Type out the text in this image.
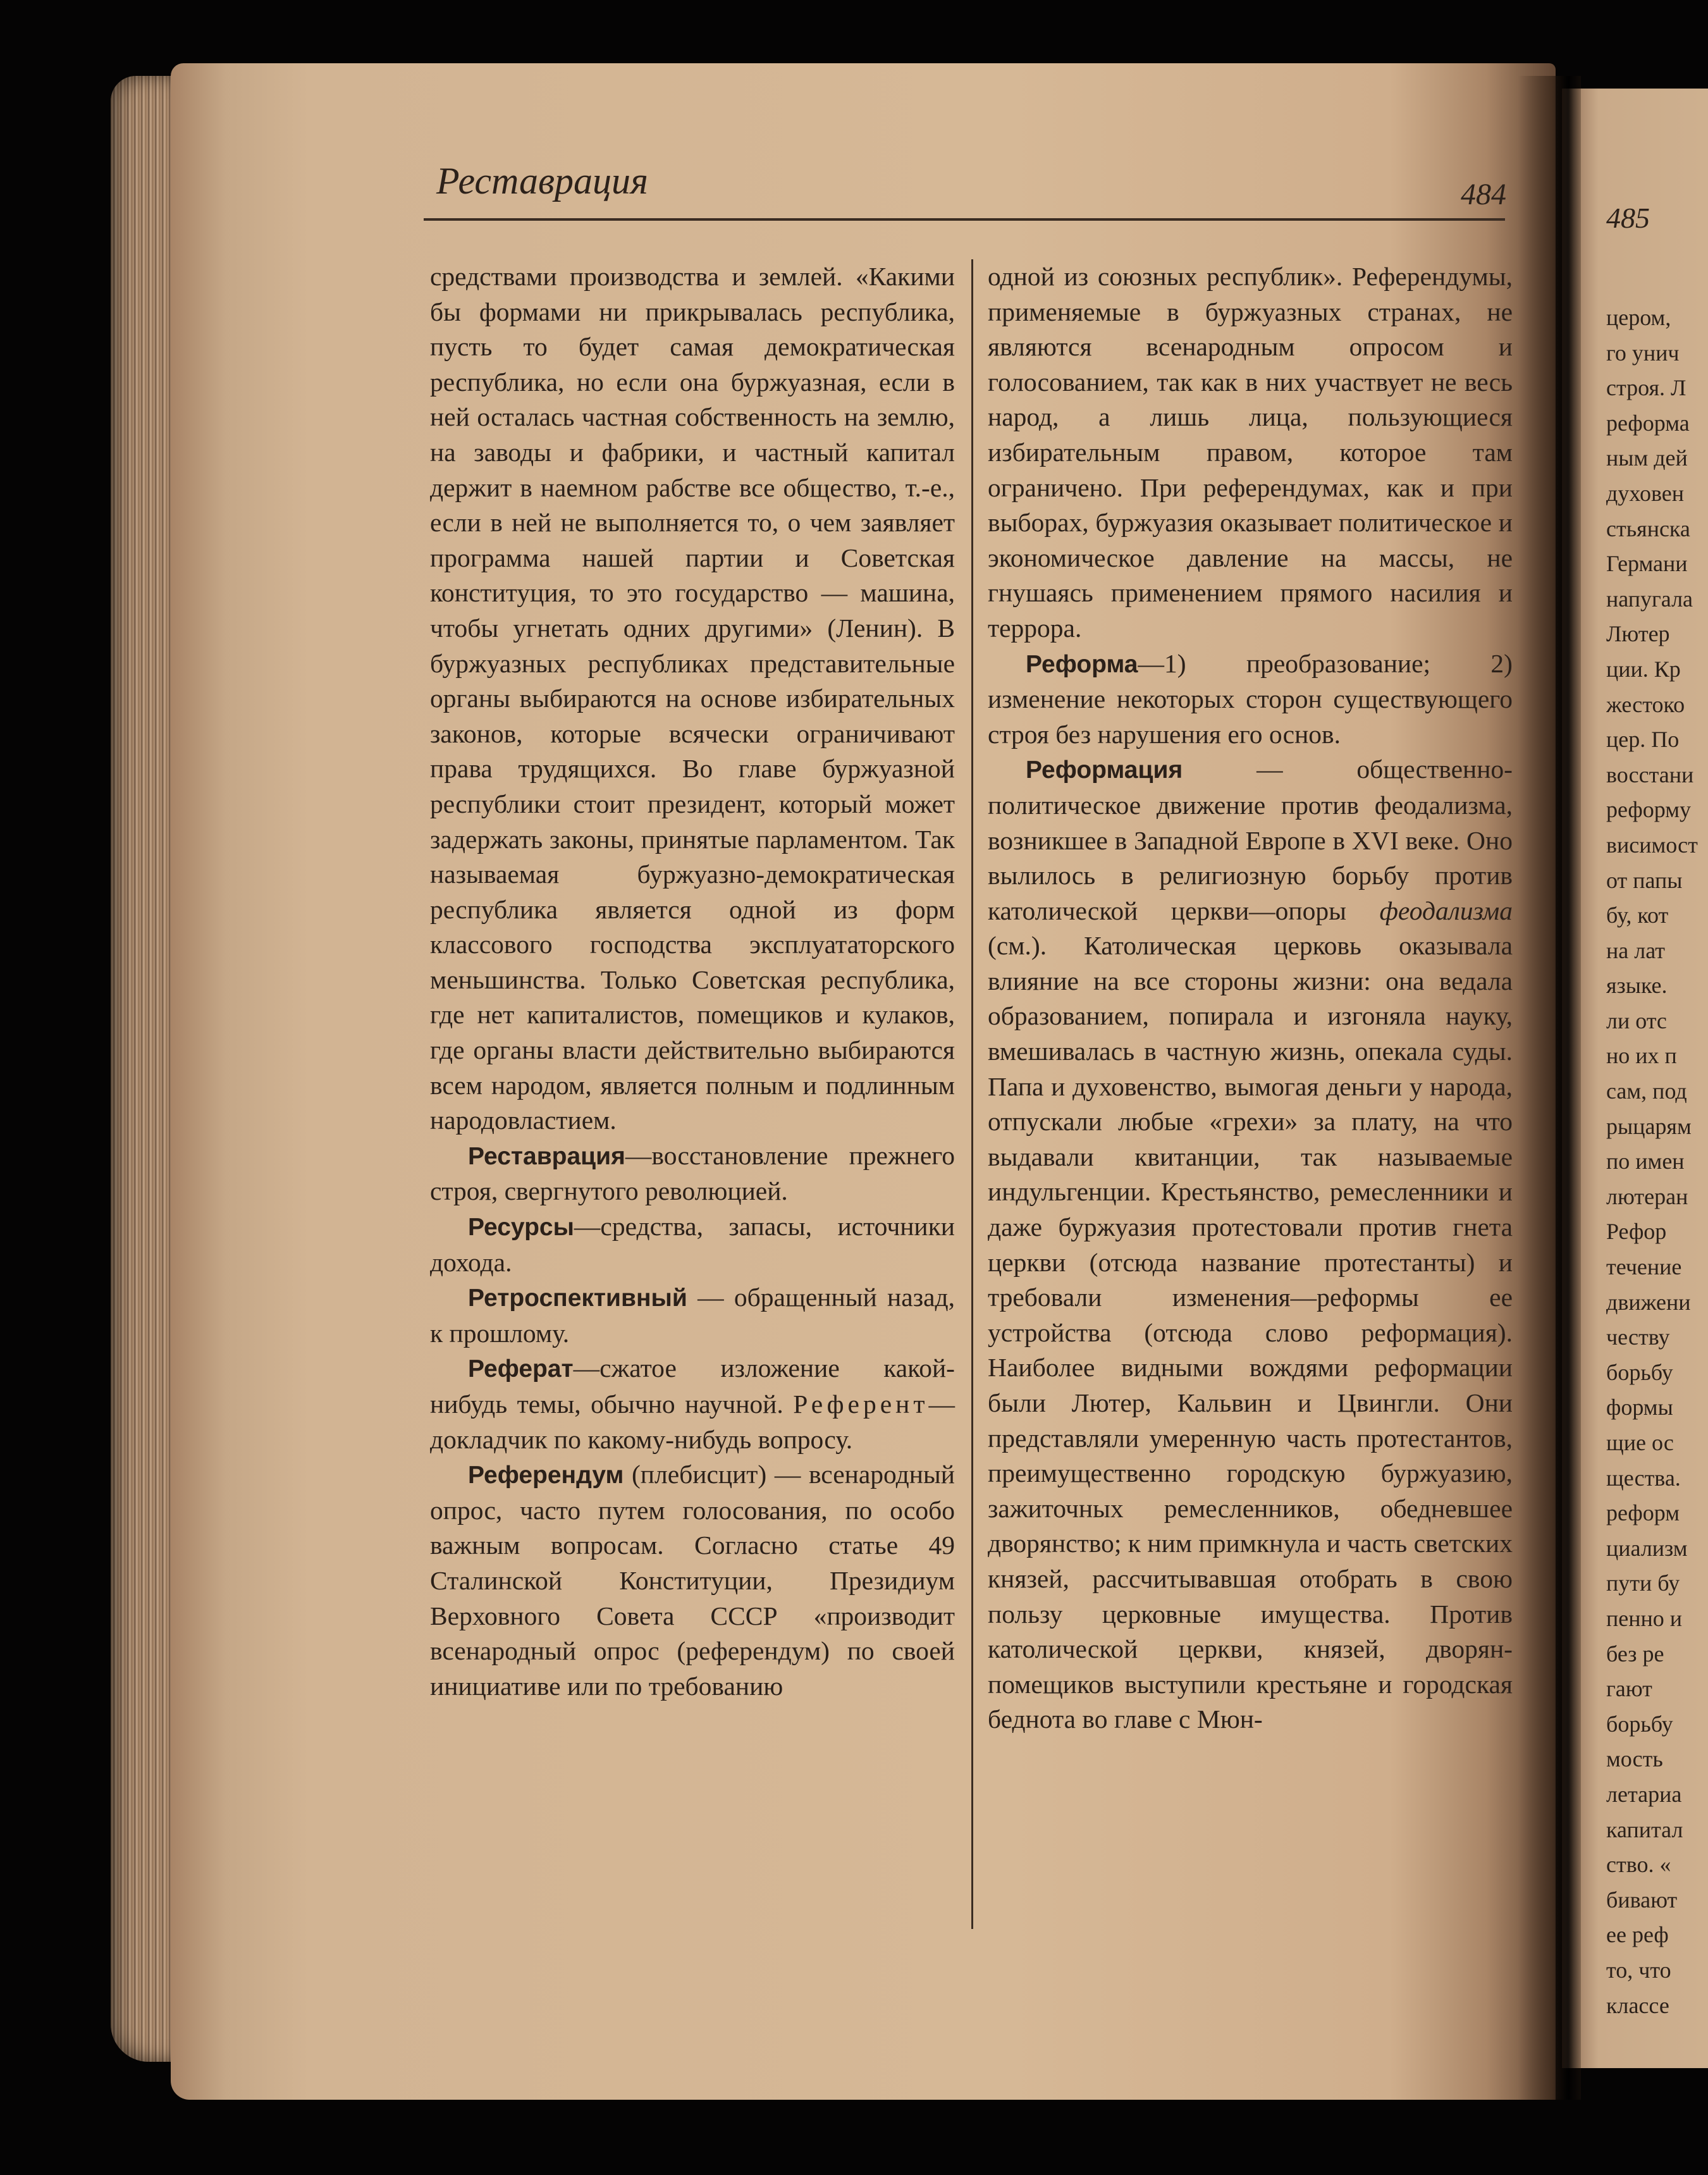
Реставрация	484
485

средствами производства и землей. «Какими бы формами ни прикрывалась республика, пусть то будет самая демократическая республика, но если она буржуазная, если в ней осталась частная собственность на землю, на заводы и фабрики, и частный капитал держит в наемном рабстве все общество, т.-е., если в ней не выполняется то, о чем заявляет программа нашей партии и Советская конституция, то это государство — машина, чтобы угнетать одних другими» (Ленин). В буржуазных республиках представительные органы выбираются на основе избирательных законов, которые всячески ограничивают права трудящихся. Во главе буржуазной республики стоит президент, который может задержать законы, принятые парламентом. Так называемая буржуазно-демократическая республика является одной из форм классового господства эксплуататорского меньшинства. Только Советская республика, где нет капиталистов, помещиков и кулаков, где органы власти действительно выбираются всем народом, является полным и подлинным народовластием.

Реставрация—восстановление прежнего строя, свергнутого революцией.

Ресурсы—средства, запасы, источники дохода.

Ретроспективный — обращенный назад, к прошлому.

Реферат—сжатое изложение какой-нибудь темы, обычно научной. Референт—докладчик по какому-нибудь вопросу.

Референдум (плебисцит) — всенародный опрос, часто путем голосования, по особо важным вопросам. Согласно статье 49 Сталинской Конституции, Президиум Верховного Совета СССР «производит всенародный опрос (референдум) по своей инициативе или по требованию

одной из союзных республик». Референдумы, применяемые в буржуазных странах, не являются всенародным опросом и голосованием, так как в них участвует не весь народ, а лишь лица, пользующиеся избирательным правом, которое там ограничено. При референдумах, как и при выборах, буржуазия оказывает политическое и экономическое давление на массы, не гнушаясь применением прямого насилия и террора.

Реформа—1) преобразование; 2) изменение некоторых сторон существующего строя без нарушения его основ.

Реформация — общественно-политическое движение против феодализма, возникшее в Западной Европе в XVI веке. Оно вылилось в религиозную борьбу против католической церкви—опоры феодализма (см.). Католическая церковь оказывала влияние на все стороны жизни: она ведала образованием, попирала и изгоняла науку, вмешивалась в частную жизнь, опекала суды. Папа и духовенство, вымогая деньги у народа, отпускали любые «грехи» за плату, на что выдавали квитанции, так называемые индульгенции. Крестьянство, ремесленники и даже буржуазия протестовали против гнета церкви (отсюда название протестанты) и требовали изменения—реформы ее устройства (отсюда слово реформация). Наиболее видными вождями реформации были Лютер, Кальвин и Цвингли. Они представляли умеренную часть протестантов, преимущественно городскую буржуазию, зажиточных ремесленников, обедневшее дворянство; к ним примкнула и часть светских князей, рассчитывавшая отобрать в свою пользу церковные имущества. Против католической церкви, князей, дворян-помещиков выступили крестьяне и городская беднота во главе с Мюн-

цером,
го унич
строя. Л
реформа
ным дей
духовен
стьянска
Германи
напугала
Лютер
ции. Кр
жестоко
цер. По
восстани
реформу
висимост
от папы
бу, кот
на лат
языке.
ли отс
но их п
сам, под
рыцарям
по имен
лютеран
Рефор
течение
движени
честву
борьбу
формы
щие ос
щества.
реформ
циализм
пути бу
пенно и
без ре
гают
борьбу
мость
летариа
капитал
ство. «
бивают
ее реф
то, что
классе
^^^^^^^^^^^^^^^^
* [TO DO]
Go through the records and copy each line with "Реставрация" in it.

* [EXERCISE RESPONSE]
Реставрация	484
Реставрация—восстановление прежнего строя, свергнутого революцией.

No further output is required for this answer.